» DIRECTIVE: Collect each line holding the string "page".

» Collected data:
- - - - -

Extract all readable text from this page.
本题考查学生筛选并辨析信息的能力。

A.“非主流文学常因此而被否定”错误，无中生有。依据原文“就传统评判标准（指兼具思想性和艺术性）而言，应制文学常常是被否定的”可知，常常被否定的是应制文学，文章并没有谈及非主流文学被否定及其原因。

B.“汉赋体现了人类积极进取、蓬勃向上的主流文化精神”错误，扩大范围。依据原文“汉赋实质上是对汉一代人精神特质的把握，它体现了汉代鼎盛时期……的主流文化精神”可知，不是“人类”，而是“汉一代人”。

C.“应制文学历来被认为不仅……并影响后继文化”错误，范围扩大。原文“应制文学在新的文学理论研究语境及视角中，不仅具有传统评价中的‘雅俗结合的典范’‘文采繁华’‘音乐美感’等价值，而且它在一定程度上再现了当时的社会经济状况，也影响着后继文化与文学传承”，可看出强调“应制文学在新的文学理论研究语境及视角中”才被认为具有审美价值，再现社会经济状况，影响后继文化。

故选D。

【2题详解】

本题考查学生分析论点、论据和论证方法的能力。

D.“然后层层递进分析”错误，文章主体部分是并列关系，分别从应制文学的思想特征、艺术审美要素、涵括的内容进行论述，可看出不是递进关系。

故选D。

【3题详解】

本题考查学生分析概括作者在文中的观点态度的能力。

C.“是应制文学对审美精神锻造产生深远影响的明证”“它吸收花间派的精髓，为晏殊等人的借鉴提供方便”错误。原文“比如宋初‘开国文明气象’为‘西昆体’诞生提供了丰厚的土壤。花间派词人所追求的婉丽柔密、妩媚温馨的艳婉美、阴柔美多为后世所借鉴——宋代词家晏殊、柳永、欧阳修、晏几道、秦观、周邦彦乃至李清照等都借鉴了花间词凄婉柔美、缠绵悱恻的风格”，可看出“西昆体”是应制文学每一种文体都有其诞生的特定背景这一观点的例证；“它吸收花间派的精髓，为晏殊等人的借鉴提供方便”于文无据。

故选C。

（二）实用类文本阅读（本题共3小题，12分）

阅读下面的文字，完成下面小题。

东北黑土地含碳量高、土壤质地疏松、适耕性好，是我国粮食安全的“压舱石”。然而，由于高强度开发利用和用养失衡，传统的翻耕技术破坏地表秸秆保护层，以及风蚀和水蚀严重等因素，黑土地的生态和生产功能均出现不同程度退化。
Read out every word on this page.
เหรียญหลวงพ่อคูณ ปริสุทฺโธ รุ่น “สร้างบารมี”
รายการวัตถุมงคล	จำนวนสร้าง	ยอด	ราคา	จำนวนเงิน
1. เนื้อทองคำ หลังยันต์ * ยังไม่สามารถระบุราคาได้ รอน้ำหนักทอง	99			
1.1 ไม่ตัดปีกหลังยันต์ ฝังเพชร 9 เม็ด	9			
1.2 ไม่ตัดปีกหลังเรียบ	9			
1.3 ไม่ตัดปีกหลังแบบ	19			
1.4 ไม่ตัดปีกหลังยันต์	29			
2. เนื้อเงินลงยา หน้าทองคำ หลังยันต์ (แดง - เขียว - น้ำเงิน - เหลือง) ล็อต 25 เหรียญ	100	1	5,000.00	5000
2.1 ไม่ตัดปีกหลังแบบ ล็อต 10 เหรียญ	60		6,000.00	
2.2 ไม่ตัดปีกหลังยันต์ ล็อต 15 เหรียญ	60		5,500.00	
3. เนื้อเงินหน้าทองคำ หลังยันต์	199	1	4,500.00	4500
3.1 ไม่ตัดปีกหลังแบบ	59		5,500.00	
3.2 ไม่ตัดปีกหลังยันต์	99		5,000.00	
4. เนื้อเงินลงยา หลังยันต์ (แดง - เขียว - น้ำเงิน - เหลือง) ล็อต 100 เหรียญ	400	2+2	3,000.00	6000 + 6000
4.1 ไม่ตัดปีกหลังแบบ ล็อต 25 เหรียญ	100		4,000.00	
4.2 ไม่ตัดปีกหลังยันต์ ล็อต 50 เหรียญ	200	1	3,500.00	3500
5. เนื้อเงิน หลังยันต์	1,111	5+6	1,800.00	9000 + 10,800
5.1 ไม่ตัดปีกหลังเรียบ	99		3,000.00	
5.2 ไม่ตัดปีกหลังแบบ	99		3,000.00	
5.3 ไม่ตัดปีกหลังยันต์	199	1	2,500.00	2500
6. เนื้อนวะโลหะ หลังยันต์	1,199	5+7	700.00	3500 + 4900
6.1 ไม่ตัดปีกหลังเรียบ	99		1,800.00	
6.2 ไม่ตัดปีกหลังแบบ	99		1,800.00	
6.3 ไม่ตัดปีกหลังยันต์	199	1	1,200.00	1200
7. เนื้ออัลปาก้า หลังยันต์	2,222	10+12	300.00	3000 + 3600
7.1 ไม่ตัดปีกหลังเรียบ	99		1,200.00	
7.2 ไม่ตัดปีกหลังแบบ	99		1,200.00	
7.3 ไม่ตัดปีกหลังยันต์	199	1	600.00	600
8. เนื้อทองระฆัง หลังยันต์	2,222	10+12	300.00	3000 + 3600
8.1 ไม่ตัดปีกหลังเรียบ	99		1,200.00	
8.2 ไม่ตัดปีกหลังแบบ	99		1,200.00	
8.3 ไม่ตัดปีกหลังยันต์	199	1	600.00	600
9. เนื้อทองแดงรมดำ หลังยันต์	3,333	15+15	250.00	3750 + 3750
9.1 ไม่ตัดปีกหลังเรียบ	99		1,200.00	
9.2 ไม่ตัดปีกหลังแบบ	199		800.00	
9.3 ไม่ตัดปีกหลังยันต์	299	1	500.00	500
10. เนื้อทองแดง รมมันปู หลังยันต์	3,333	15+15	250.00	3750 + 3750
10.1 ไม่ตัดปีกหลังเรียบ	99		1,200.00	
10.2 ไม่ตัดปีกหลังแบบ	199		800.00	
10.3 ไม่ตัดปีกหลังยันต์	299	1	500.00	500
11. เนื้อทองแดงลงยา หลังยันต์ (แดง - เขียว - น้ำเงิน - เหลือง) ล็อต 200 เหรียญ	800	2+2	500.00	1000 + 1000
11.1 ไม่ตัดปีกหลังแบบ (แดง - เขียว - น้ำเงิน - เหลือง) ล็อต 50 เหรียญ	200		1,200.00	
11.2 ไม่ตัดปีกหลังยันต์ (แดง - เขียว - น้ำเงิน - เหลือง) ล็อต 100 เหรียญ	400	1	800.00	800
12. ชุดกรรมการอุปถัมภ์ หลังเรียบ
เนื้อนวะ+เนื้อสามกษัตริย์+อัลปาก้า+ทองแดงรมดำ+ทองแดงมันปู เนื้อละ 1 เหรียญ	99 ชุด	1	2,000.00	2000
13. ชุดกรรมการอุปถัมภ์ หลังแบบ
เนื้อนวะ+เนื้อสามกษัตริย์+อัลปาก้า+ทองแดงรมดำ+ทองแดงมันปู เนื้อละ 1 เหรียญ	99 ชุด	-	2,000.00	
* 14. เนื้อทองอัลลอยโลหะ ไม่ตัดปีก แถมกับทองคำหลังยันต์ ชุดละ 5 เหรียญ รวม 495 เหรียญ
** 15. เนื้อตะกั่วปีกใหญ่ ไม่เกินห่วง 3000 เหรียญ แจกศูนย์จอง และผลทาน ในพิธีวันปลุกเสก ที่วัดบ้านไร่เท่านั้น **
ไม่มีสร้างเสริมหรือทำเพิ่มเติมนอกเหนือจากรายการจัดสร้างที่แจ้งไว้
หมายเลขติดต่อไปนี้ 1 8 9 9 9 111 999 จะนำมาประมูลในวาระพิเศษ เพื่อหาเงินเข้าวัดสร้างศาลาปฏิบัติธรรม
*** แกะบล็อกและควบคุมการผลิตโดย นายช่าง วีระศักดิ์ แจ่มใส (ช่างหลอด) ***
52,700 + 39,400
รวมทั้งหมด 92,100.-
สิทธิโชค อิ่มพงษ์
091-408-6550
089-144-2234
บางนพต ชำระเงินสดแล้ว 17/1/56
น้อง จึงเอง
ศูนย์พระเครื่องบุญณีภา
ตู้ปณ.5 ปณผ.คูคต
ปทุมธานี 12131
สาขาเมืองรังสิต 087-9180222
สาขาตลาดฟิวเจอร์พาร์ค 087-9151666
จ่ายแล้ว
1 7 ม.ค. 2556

- - - - -

» IN RESPONSE:
Extract all readable text from this page.
Read out every word on this page.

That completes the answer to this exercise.